╭──

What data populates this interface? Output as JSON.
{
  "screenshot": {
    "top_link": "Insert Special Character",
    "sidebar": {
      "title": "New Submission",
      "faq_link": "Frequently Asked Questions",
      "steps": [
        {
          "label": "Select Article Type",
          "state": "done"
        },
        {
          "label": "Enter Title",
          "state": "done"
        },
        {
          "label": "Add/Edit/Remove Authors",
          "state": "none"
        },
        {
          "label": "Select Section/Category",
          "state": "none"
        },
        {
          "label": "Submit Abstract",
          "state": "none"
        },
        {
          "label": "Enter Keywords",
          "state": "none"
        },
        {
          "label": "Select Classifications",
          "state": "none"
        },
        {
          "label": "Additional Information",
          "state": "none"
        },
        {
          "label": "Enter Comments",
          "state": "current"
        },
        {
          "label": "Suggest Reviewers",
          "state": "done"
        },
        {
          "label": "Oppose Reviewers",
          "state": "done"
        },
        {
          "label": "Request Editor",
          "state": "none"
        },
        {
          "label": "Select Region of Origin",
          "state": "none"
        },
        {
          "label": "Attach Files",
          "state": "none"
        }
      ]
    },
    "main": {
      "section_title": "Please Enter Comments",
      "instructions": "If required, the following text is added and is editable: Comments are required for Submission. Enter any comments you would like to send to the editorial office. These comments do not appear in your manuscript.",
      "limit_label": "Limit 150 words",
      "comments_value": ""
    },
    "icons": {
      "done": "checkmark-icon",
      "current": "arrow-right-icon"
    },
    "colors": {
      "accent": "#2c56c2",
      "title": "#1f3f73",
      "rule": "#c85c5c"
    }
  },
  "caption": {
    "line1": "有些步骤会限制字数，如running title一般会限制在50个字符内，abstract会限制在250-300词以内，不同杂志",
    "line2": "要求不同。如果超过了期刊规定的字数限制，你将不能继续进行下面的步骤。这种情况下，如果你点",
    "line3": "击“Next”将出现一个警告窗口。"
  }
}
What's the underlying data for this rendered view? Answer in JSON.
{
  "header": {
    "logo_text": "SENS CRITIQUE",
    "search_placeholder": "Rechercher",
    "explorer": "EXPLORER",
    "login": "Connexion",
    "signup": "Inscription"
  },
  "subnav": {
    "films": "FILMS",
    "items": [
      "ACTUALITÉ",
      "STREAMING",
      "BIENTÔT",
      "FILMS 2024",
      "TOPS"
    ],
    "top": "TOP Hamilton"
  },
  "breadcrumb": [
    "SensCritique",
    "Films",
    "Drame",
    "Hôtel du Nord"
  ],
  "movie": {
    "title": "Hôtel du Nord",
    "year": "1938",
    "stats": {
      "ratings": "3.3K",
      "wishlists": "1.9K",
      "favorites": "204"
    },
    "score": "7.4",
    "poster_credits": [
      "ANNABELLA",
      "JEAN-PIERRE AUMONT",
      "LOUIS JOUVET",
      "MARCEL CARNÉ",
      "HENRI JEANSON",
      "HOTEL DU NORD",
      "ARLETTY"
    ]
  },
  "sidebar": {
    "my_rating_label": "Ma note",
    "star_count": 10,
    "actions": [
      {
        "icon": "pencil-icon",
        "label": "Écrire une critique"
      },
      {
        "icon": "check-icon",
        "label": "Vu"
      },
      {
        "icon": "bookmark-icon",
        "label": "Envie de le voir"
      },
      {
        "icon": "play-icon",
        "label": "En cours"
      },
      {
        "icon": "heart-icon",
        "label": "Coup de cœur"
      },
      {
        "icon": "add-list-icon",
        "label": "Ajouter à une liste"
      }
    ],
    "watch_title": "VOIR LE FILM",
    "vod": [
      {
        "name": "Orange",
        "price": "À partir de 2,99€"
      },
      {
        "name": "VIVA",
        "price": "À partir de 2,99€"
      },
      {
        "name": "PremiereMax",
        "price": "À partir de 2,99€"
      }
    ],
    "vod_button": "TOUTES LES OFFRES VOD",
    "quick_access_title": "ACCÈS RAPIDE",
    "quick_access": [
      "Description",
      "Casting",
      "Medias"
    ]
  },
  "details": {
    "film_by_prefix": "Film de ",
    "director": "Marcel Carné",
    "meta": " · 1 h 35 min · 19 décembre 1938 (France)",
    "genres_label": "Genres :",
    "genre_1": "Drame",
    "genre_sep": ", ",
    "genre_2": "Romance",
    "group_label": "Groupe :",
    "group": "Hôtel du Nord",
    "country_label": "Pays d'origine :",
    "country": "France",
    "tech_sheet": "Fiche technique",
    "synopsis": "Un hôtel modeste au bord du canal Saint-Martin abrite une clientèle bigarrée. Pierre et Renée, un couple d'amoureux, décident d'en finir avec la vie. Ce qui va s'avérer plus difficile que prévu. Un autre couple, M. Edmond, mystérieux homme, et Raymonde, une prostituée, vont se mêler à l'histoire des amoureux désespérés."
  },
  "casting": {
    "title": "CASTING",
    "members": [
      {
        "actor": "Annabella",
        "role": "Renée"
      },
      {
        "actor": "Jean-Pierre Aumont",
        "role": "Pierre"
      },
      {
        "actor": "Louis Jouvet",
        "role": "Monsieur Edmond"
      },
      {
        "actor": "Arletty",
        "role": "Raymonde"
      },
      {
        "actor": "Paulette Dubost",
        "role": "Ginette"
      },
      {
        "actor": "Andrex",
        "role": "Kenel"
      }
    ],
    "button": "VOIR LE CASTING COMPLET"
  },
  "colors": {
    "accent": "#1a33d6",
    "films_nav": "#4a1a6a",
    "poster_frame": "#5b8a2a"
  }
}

╰──

WHAT TO WORK ON: Output all of the data above without any alteration.

TASK RESULT:
What data populates this interface? Output as JSON.
{
  "screenshot": {
    "top_link": "Insert Special Character",
    "sidebar": {
      "title": "New Submission",
      "faq_link": "Frequently Asked Questions",
      "steps": [
        {
          "label": "Select Article Type",
          "state": "done"
        },
        {
          "label": "Enter Title",
          "state": "done"
        },
        {
          "label": "Add/Edit/Remove Authors",
          "state": "none"
        },
        {
          "label": "Select Section/Category",
          "state": "none"
        },
        {
          "label": "Submit Abstract",
          "state": "none"
        },
        {
          "label": "Enter Keywords",
          "state": "none"
        },
        {
          "label": "Select Classifications",
          "state": "none"
        },
        {
          "label": "Additional Information",
          "state": "none"
        },
        {
          "label": "Enter Comments",
          "state": "current"
        },
        {
          "label": "Suggest Reviewers",
          "state": "done"
        },
        {
          "label": "Oppose Reviewers",
          "state": "done"
        },
        {
          "label": "Request Editor",
          "state": "none"
        },
        {
          "label": "Select Region of Origin",
          "state": "none"
        },
        {
          "label": "Attach Files",
          "state": "none"
        }
      ]
    },
    "main": {
      "section_title": "Please Enter Comments",
      "instructions": "If required, the following text is added and is editable: Comments are required for Submission. Enter any comments you would like to send to the editorial office. These comments do not appear in your manuscript.",
      "limit_label": "Limit 150 words",
      "comments_value": ""
    },
    "icons": {
      "done": "checkmark-icon",
      "current": "arrow-right-icon"
    },
    "colors": {
      "accent": "#2c56c2",
      "title": "#1f3f73",
      "rule": "#c85c5c"
    }
  },
  "caption": {
    "line1": "有些步骤会限制字数，如running title一般会限制在50个字符内，abstract会限制在250-300词以内，不同杂志",
    "line2": "要求不同。如果超过了期刊规定的字数限制，你将不能继续进行下面的步骤。这种情况下，如果你点",
    "line3": "击“Next”将出现一个警告窗口。"
  }
}
What's the underlying data for this rendered view? Answer in JSON.
{
  "header": {
    "logo_text": "SENS CRITIQUE",
    "search_placeholder": "Rechercher",
    "explorer": "EXPLORER",
    "login": "Connexion",
    "signup": "Inscription"
  },
  "subnav": {
    "films": "FILMS",
    "items": [
      "ACTUALITÉ",
      "STREAMING",
      "BIENTÔT",
      "FILMS 2024",
      "TOPS"
    ],
    "top": "TOP Hamilton"
  },
  "breadcrumb": [
    "SensCritique",
    "Films",
    "Drame",
    "Hôtel du Nord"
  ],
  "movie": {
    "title": "Hôtel du Nord",
    "year": "1938",
    "stats": {
      "ratings": "3.3K",
      "wishlists": "1.9K",
      "favorites": "204"
    },
    "score": "7.4",
    "poster_credits": [
      "ANNABELLA",
      "JEAN-PIERRE AUMONT",
      "LOUIS JOUVET",
      "MARCEL CARNÉ",
      "HENRI JEANSON",
      "HOTEL DU NORD",
      "ARLETTY"
    ]
  },
  "sidebar": {
    "my_rating_label": "Ma note",
    "star_count": 10,
    "actions": [
      {
        "icon": "pencil-icon",
        "label": "Écrire une critique"
      },
      {
        "icon": "check-icon",
        "label": "Vu"
      },
      {
        "icon": "bookmark-icon",
        "label": "Envie de le voir"
      },
      {
        "icon": "play-icon",
        "label": "En cours"
      },
      {
        "icon": "heart-icon",
        "label": "Coup de cœur"
      },
      {
        "icon": "add-list-icon",
        "label": "Ajouter à une liste"
      }
    ],
    "watch_title": "VOIR LE FILM",
    "vod": [
      {
        "name": "Orange",
        "price": "À partir de 2,99€"
      },
      {
        "name": "VIVA",
        "price": "À partir de 2,99€"
      },
      {
        "name": "PremiereMax",
        "price": "À partir de 2,99€"
      }
    ],
    "vod_button": "TOUTES LES OFFRES VOD",
    "quick_access_title": "ACCÈS RAPIDE",
    "quick_access": [
      "Description",
      "Casting",
      "Medias"
    ]
  },
  "details": {
    "film_by_prefix": "Film de ",
    "director": "Marcel Carné",
    "meta": " · 1 h 35 min · 19 décembre 1938 (France)",
    "genres_label": "Genres :",
    "genre_1": "Drame",
    "genre_sep": ", ",
    "genre_2": "Romance",
    "group_label": "Groupe :",
    "group": "Hôtel du Nord",
    "country_label": "Pays d'origine :",
    "country": "France",
    "tech_sheet": "Fiche technique",
    "synopsis": "Un hôtel modeste au bord du canal Saint-Martin abrite une clientèle bigarrée. Pierre et Renée, un couple d'amoureux, décident d'en finir avec la vie. Ce qui va s'avérer plus difficile que prévu. Un autre couple, M. Edmond, mystérieux homme, et Raymonde, une prostituée, vont se mêler à l'histoire des amoureux désespérés."
  },
  "casting": {
    "title": "CASTING",
    "members": [
      {
        "actor": "Annabella",
        "role": "Renée"
      },
      {
        "actor": "Jean-Pierre Aumont",
        "role": "Pierre"
      },
      {
        "actor": "Louis Jouvet",
        "role": "Monsieur Edmond"
      },
      {
        "actor": "Arletty",
        "role": "Raymonde"
      },
      {
        "actor": "Paulette Dubost",
        "role": "Ginette"
      },
      {
        "actor": "Andrex",
        "role": "Kenel"
      }
    ],
    "button": "VOIR LE CASTING COMPLET"
  },
  "colors": {
    "accent": "#1a33d6",
    "films_nav": "#4a1a6a",
    "poster_frame": "#5b8a2a"
  }
}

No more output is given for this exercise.